• Görev 1: Kayıtlarda "line" dizgesinin geçtiği bütün satırları sıralayın.

• Metinden alıntı:
>>
Emsal Mahkeme Kararı Ankara 5. Asliye Ticaret Mahkemesi 2019/329 E. 2021/89 K. 03.02.2021 T.

Görüntülediğiniz mahkeme kararı henüz kesinleşmemiştir. Yararlı olması amacıyla eklenmiştir.

T.C. ANKARA 5. ASLİYE TİCARET MAHKEMESİ
Türk Milleti Adına Yargılama Yapmaya ve Hüküm Vermeye Yetkili
ANKARA 5. ASLİYE TİCARET MAHKEMESİ
GEREKÇELİ KARAR

ESAS NO : 2019/329 Esas
KARAR NO : 2021/89

DAVA : İtirazın İptali (Ticari Satımdan Kaynaklanan)
DAVA TARİHİ : 25/06/2019
KARAR TARİHİ : 03/02/2021
GEREKÇELİ KARARIN
YAZILDIĞI TARİH : 29/02/2021

Mahkememizde görülmekte olan İtirazın İptali (Ticari Satımdan Kaynaklanan) davasının yapılan açık yargılaması sonunda,
GEREĞİ DÜŞÜNÜLDÜ:
Davacı vekili dava dilekçesinde özetle; Davalının cari hesap ilişkisinde, faturalardan kaynaklanan borcunu ödememesi üzerine borçlu şirket aleyhine … Müd’nün … sayılı dosyası ile icra takibi yapılmış davalının icra takibine yapmış olduğu yetkiye ve borca itiraz üzerine İcra Müdürlüğünce takibin durdurulmasına karar verilmiş olduğunu, müvekkili şirketin ticari defter kayıtlarında ve belgelerde taraflar arasındaki ticari ilişkiye istinaden kesilen faturalar ve davalı şirketin borcu olduğunun görüldüğünü, müvekkili şirketin ticari defter kayıtlan ve faturalar hacimli olduğundan dolayı ibraz edilememiş olup şayet mahkemece ticari defterlerin incelenmesine karar verilmesi halinde faturaların ve ticari defterlerin mahallinde, müvekkili şirketin ticari merkezi olan …Ankara adresinde incelenmesini talep ettiklerini, müvekkili şirket tarafından düzenlenen faturalarda da müvekkili şirketin satışını yapmış olduğu ürünlerin teslim edildiği ve teslim imzası da yer aldığını, 07/02/2019 tarihli davalı şirket tarafından imzalanan mutabakat formu başlıklı tutanakta da davalı şirketin müvekkili şirkete 43.675,61.-TL borcu olduğunun kabul edildiğini belirterek fazlaya ilişkin hak ve alacaklarımız saklı kalmak kaydıyla, borçlunun … Müdürlüğünün … sayılı dosyasına yapmış olduğu haksız itirazın iptaline karar verilmesi talep ve dava etmiştir.
<<
• Çalışma malzemesi:
>>
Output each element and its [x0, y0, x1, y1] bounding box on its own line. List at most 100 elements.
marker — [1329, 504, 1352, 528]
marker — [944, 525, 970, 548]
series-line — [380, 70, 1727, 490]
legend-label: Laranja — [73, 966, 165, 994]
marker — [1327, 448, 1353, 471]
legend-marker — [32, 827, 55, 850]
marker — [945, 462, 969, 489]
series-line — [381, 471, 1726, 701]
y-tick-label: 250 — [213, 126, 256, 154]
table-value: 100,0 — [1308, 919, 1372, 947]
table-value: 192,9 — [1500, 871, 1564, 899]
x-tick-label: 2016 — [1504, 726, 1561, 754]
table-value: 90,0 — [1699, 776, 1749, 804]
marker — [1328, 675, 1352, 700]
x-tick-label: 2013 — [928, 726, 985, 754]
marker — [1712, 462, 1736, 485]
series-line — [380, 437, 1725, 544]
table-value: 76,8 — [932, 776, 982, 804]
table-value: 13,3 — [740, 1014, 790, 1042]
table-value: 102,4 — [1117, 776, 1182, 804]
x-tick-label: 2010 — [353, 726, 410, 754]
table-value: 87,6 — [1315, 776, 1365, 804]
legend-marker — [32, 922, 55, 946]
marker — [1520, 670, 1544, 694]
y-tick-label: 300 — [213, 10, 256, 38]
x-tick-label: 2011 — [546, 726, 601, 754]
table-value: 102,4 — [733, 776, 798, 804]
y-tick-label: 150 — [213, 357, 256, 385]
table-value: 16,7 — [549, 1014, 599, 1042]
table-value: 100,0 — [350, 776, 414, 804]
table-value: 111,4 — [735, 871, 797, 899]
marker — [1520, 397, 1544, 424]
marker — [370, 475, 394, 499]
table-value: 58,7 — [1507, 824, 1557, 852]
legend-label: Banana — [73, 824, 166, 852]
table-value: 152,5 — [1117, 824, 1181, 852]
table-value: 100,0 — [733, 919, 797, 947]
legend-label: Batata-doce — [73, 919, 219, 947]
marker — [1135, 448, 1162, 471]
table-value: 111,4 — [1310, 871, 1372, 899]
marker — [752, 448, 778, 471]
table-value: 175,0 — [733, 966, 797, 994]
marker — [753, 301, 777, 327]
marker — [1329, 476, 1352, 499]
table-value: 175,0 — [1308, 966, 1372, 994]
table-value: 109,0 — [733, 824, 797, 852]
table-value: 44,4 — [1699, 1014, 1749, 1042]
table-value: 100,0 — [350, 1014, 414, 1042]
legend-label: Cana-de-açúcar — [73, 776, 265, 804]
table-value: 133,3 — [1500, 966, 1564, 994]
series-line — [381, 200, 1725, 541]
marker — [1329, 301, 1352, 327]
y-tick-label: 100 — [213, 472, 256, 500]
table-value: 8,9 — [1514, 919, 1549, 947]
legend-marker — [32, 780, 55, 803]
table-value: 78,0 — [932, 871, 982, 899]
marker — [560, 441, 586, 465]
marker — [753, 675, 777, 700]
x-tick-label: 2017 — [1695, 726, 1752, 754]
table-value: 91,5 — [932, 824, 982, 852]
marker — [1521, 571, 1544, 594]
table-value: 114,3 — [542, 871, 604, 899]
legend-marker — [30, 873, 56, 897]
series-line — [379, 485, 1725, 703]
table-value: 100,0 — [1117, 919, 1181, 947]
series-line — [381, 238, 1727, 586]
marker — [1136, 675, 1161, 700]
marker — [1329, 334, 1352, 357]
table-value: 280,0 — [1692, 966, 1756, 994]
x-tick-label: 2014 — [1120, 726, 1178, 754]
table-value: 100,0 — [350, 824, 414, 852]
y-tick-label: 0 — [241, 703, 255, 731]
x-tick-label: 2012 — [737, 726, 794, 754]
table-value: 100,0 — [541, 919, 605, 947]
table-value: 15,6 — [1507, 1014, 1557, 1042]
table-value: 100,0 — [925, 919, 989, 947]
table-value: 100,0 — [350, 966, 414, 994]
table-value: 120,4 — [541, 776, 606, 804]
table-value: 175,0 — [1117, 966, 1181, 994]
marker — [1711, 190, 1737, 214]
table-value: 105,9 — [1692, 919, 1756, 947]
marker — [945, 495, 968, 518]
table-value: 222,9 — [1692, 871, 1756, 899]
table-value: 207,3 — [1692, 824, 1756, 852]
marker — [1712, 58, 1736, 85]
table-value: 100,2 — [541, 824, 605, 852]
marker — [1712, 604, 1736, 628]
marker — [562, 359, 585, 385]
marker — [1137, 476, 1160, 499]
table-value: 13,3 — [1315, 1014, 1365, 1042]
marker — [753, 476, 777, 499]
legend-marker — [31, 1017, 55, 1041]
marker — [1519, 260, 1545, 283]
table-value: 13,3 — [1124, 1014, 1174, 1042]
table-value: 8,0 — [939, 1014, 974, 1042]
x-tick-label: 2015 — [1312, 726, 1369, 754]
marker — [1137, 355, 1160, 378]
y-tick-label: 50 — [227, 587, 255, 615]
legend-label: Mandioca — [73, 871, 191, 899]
<<
• Görev 2: Mahkeme kararında "Görüntülediğiniz mahkeme kararı" sözlerinden başlayıp aşağıya doğru "DAVA : İtirazın İptali (Ticari Satımdan Kaynaklanan)" sözlerine kadar uzanan her şeyi kelimesi kelimesine yazın.

• Örnek çözüm 1:
Output each element and its [x0, y0, x1, y1] bounding box on its own line. List at most 100 elements.
series-line — [380, 70, 1727, 490]
series-line — [381, 471, 1726, 701]
series-line — [380, 437, 1725, 544]
series-line — [381, 200, 1725, 541]
series-line — [379, 485, 1725, 703]
series-line — [381, 238, 1727, 586]

• Örnek çözüm 2:
Görüntülediğiniz mahkeme kararı henüz kesinleşmemiştir. Yararlı olması amacıyla eklenmiştir.

T.C. ANKARA 5. ASLİYE TİCARET MAHKEMESİ
Türk Milleti Adına Yargılama Yapmaya ve Hüküm Vermeye Yetkili
ANKARA 5. ASLİYE TİCARET MAHKEMESİ
GEREKÇELİ KARAR

ESAS NO : 2019/329 Esas
KARAR NO : 2021/89

DAVA : İtirazın İptali (Ticari Satımdan Kaynaklanan)